** start of Provided records **

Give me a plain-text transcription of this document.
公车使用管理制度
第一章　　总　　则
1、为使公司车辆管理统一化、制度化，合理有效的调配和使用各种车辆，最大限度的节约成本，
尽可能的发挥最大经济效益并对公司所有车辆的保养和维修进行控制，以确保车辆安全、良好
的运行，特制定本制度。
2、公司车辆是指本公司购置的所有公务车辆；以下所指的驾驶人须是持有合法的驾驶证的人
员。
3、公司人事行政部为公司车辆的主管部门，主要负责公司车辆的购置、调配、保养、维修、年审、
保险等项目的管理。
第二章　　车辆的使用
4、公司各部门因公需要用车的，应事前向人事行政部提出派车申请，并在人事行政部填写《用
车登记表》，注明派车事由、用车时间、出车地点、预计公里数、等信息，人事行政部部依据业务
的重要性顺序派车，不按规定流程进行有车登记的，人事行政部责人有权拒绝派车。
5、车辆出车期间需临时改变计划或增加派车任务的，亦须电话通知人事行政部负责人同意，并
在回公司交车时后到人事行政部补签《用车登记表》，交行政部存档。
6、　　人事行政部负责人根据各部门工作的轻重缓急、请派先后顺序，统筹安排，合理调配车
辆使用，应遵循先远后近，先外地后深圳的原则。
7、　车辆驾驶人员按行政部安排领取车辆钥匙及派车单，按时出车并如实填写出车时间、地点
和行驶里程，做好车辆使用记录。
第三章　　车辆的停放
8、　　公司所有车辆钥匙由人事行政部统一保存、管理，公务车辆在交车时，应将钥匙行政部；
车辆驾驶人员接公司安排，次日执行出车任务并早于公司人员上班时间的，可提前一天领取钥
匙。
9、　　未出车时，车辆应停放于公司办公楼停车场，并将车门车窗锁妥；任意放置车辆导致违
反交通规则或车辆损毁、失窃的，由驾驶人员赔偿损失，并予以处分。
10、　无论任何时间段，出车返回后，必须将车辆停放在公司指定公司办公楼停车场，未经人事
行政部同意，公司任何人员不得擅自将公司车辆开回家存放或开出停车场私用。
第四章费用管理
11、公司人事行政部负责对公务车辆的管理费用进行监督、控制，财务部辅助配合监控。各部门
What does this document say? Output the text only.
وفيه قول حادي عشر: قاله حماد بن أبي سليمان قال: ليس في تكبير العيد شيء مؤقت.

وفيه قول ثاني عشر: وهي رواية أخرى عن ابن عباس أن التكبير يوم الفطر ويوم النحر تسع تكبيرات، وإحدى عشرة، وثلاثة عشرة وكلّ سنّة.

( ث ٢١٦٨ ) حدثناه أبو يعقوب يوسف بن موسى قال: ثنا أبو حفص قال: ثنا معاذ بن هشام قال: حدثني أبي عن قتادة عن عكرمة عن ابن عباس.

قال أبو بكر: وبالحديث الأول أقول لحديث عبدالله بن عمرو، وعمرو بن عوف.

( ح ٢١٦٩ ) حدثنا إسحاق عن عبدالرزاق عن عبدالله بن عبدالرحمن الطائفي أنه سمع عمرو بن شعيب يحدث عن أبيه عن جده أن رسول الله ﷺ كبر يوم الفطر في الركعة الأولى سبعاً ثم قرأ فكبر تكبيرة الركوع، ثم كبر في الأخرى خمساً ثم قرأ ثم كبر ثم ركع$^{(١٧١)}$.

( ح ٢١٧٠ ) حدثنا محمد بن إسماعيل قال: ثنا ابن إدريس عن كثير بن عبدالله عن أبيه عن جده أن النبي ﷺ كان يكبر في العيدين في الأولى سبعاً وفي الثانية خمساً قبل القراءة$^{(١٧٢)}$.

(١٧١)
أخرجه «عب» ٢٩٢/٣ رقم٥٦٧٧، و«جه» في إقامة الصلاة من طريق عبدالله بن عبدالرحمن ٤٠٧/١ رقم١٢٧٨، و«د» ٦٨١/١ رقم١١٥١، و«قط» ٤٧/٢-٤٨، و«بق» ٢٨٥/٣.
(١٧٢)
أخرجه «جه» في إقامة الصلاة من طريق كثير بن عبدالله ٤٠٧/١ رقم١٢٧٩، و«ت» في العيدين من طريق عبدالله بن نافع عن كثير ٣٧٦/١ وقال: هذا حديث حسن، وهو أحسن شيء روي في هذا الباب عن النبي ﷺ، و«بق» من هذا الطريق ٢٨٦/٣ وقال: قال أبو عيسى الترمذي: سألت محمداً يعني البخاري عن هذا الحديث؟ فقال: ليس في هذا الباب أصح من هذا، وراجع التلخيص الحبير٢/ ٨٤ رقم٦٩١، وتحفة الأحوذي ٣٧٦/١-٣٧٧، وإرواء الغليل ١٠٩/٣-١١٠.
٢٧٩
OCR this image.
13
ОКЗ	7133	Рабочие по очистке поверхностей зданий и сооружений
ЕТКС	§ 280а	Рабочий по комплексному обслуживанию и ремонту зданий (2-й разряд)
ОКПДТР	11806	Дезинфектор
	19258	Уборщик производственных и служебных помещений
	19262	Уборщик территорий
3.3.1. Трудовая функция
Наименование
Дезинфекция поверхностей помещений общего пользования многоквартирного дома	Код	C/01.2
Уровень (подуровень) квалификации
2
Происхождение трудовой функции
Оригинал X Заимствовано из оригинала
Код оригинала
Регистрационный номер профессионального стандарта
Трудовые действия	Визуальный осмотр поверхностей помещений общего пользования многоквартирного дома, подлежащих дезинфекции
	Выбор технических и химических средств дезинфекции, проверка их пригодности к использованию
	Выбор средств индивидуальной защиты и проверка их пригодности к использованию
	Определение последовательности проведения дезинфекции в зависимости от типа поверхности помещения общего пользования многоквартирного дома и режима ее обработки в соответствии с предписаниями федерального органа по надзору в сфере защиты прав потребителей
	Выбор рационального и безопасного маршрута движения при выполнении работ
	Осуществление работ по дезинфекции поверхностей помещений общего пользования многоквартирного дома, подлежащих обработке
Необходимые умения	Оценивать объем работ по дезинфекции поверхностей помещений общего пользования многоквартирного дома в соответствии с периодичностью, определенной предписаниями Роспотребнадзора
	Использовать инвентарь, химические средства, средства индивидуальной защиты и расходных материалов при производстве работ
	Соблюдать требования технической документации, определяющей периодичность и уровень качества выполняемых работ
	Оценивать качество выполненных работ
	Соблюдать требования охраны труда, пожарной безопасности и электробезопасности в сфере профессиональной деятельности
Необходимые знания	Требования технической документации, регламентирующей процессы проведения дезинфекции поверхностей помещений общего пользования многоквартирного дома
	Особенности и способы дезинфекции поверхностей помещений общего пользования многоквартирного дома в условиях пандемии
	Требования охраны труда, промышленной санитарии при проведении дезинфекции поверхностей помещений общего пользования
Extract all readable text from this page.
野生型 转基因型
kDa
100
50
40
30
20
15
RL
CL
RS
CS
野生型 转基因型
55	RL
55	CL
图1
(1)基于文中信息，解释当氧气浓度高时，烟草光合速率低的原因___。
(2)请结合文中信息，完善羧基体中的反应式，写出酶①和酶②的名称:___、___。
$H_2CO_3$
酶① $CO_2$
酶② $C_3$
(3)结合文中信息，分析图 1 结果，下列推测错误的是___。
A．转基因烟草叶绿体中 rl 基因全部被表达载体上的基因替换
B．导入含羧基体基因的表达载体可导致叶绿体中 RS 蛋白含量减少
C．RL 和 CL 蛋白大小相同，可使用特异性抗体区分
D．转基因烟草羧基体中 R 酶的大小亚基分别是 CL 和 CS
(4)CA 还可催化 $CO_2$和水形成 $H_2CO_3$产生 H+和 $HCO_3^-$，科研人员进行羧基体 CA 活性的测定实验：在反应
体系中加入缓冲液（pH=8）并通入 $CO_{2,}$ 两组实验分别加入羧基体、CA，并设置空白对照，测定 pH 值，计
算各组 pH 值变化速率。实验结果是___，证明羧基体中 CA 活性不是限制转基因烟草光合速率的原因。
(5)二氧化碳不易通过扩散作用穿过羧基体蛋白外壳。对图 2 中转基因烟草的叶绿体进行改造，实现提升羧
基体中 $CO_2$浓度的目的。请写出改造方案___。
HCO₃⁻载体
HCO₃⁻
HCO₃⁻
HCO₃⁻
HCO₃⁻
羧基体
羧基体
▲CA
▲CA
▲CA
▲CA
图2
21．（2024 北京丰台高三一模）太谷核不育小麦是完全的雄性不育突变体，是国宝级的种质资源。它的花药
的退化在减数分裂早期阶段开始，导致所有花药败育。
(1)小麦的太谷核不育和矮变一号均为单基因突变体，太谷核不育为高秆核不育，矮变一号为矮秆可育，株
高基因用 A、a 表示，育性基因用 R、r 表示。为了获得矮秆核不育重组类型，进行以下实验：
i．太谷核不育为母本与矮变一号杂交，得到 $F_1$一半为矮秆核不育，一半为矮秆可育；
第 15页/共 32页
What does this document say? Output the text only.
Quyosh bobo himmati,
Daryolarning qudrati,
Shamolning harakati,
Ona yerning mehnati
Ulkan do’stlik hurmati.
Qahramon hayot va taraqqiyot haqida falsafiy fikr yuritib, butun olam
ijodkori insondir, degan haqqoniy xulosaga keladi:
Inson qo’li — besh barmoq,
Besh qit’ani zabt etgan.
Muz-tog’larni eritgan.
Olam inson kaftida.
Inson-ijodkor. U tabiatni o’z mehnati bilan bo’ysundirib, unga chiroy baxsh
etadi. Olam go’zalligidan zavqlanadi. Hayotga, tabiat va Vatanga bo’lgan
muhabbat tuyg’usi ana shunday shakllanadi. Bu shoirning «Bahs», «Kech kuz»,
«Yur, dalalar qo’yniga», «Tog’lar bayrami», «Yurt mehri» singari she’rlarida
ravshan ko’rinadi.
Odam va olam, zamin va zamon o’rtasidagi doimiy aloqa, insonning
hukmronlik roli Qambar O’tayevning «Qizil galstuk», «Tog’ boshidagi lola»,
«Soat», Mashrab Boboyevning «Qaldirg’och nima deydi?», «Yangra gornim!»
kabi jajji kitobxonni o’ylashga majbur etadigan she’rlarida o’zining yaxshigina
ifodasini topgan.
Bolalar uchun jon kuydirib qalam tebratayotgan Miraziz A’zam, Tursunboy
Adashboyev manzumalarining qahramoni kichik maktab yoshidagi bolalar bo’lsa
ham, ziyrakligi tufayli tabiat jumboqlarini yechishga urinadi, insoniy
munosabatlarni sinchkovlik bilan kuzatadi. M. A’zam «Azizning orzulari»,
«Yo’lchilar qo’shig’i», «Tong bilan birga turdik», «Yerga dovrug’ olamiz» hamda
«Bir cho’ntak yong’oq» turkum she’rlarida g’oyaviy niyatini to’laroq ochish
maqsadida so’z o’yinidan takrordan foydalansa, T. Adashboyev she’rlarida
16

** end of Provided records **

(What to produce)
Reply with nothing except the number of lines in the listing above that include the string "соответствии".

(Solution)
2